__Written request__.
Copy the listing verbatim, excluding any images found in it.

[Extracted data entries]
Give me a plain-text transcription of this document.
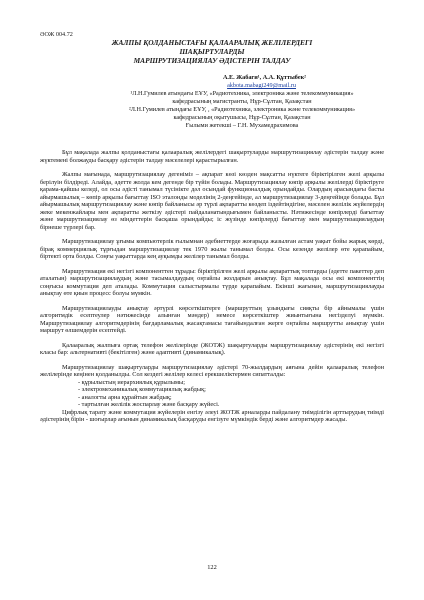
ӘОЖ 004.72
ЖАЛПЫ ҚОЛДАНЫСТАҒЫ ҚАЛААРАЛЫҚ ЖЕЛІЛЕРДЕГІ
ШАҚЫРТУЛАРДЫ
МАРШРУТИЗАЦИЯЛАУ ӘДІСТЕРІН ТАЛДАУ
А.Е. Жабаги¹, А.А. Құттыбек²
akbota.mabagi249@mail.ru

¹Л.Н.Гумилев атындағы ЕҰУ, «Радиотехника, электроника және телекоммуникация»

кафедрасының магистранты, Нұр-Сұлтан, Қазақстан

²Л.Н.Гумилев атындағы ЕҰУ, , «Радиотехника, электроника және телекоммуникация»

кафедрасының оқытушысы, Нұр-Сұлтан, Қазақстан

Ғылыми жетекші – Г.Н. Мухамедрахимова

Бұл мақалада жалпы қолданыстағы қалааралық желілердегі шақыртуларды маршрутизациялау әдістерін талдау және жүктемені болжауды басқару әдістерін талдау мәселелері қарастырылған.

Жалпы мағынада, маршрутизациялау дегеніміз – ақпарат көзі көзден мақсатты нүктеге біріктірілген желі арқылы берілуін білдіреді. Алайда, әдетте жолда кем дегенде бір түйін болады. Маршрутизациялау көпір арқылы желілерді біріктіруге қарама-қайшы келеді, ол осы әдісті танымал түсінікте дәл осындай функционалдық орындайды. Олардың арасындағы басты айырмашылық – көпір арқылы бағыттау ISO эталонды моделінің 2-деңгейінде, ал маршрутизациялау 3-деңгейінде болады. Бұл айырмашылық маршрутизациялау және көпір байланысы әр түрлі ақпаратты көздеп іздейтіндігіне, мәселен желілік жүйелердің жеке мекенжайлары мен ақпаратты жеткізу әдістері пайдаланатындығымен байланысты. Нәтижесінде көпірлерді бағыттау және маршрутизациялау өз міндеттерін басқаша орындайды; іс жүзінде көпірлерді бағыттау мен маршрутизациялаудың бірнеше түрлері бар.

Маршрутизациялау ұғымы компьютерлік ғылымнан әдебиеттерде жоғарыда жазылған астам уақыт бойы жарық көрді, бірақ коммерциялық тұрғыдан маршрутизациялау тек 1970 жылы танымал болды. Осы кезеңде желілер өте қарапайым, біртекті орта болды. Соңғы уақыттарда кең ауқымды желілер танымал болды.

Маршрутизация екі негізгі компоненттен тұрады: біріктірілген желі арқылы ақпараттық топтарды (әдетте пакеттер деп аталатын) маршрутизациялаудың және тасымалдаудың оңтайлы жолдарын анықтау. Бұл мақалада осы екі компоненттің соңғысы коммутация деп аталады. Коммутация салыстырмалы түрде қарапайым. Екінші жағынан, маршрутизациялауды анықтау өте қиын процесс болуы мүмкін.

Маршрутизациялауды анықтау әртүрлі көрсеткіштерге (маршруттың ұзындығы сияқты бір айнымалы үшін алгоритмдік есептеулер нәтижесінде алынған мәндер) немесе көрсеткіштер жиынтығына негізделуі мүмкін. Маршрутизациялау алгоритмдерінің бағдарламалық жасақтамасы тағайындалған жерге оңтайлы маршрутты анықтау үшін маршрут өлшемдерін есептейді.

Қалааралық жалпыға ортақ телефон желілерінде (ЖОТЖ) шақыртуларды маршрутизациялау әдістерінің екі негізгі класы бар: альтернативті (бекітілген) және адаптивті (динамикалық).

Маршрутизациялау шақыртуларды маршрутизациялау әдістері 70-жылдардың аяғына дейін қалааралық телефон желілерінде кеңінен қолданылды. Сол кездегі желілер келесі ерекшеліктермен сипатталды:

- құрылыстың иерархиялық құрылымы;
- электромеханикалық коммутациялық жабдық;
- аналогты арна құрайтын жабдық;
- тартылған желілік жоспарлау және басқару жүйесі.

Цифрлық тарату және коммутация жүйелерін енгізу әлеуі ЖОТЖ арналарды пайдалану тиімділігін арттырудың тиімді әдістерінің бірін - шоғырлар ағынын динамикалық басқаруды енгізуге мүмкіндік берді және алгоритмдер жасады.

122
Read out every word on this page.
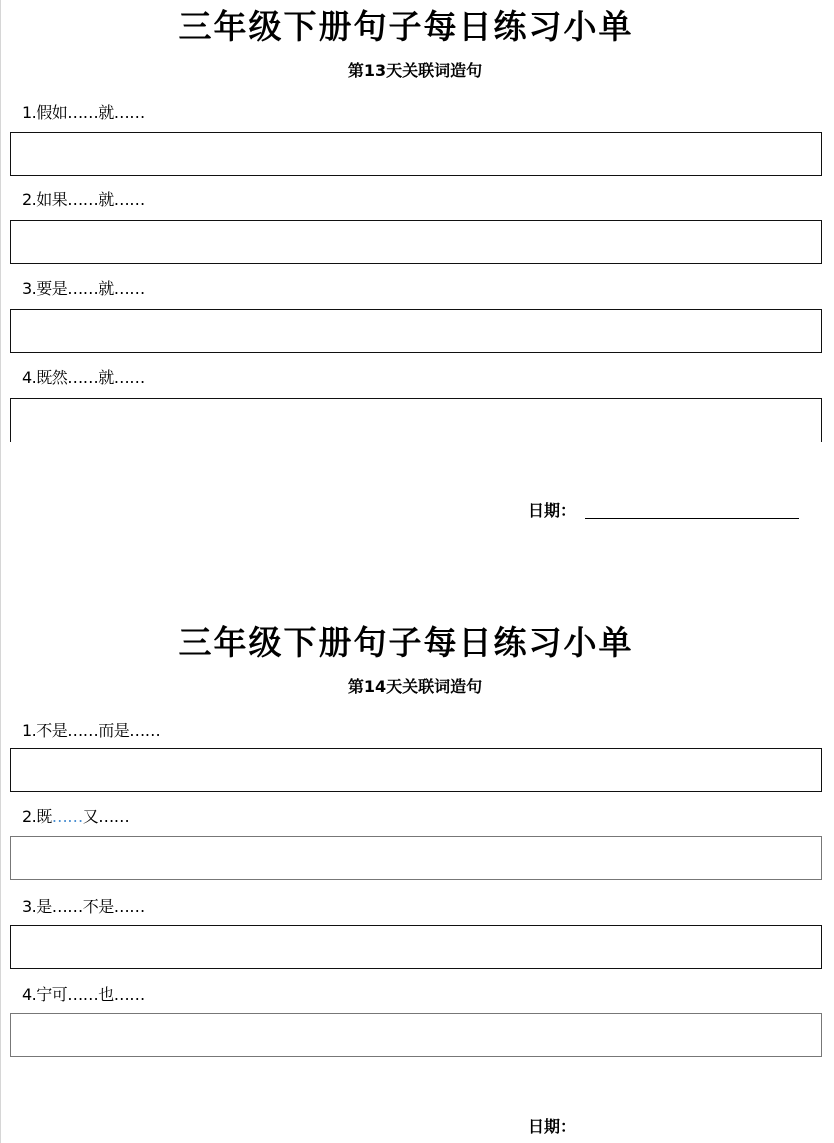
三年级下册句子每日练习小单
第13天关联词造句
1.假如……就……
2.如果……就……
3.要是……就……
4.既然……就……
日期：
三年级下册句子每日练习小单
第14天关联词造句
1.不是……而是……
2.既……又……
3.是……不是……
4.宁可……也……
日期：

__Exercise result__.
Give me a plain-text transcription of this document.
ӘОЖ 004.72
ЖАЛПЫ ҚОЛДАНЫСТАҒЫ ҚАЛААРАЛЫҚ ЖЕЛІЛЕРДЕГІ
ШАҚЫРТУЛАРДЫ
МАРШРУТИЗАЦИЯЛАУ ӘДІСТЕРІН ТАЛДАУ
А.Е. Жабаги¹, А.А. Құттыбек²
akbota.mabagi249@mail.ru

¹Л.Н.Гумилев атындағы ЕҰУ, «Радиотехника, электроника және телекоммуникация»

кафедрасының магистранты, Нұр-Сұлтан, Қазақстан

²Л.Н.Гумилев атындағы ЕҰУ, , «Радиотехника, электроника және телекоммуникация»

кафедрасының оқытушысы, Нұр-Сұлтан, Қазақстан

Ғылыми жетекші – Г.Н. Мухамедрахимова

Бұл мақалада жалпы қолданыстағы қалааралық желілердегі шақыртуларды маршрутизациялау әдістерін талдау және жүктемені болжауды басқару әдістерін талдау мәселелері қарастырылған.

Жалпы мағынада, маршрутизациялау дегеніміз – ақпарат көзі көзден мақсатты нүктеге біріктірілген желі арқылы берілуін білдіреді. Алайда, әдетте жолда кем дегенде бір түйін болады. Маршрутизациялау көпір арқылы желілерді біріктіруге қарама-қайшы келеді, ол осы әдісті танымал түсінікте дәл осындай функционалдық орындайды. Олардың арасындағы басты айырмашылық – көпір арқылы бағыттау ISO эталонды моделінің 2-деңгейінде, ал маршрутизациялау 3-деңгейінде болады. Бұл айырмашылық маршрутизациялау және көпір байланысы әр түрлі ақпаратты көздеп іздейтіндігіне, мәселен желілік жүйелердің жеке мекенжайлары мен ақпаратты жеткізу әдістері пайдаланатындығымен байланысты. Нәтижесінде көпірлерді бағыттау және маршрутизациялау өз міндеттерін басқаша орындайды; іс жүзінде көпірлерді бағыттау мен маршрутизациялаудың бірнеше түрлері бар.

Маршрутизациялау ұғымы компьютерлік ғылымнан әдебиеттерде жоғарыда жазылған астам уақыт бойы жарық көрді, бірақ коммерциялық тұрғыдан маршрутизациялау тек 1970 жылы танымал болды. Осы кезеңде желілер өте қарапайым, біртекті орта болды. Соңғы уақыттарда кең ауқымды желілер танымал болды.

Маршрутизация екі негізгі компоненттен тұрады: біріктірілген желі арқылы ақпараттық топтарды (әдетте пакеттер деп аталатын) маршрутизациялаудың және тасымалдаудың оңтайлы жолдарын анықтау. Бұл мақалада осы екі компоненттің соңғысы коммутация деп аталады. Коммутация салыстырмалы түрде қарапайым. Екінші жағынан, маршрутизациялауды анықтау өте қиын процесс болуы мүмкін.

Маршрутизациялауды анықтау әртүрлі көрсеткіштерге (маршруттың ұзындығы сияқты бір айнымалы үшін алгоритмдік есептеулер нәтижесінде алынған мәндер) немесе көрсеткіштер жиынтығына негізделуі мүмкін. Маршрутизациялау алгоритмдерінің бағдарламалық жасақтамасы тағайындалған жерге оңтайлы маршрутты анықтау үшін маршрут өлшемдерін есептейді.

Қалааралық жалпыға ортақ телефон желілерінде (ЖОТЖ) шақыртуларды маршрутизациялау әдістерінің екі негізгі класы бар: альтернативті (бекітілген) және адаптивті (динамикалық).

Маршрутизациялау шақыртуларды маршрутизациялау әдістері 70-жылдардың аяғына дейін қалааралық телефон желілерінде кеңінен қолданылды. Сол кездегі желілер келесі ерекшеліктермен сипатталды:

- құрылыстың иерархиялық құрылымы;
- электромеханикалық коммутациялық жабдық;
- аналогты арна құрайтын жабдық;
- тартылған желілік жоспарлау және басқару жүйесі.

Цифрлық тарату және коммутация жүйелерін енгізу әлеуі ЖОТЖ арналарды пайдалану тиімділігін арттырудың тиімді әдістерінің бірін - шоғырлар ағынын динамикалық басқаруды енгізуге мүмкіндік берді және алгоритмдер жасады.

122
Read out every word on this page.
三年级下册句子每日练习小单
第13天关联词造句
1.假如……就……
2.如果……就……
3.要是……就……
4.既然……就……
日期：
三年级下册句子每日练习小单
第14天关联词造句
1.不是……而是……
2.既……又……
3.是……不是……
4.宁可……也……
日期：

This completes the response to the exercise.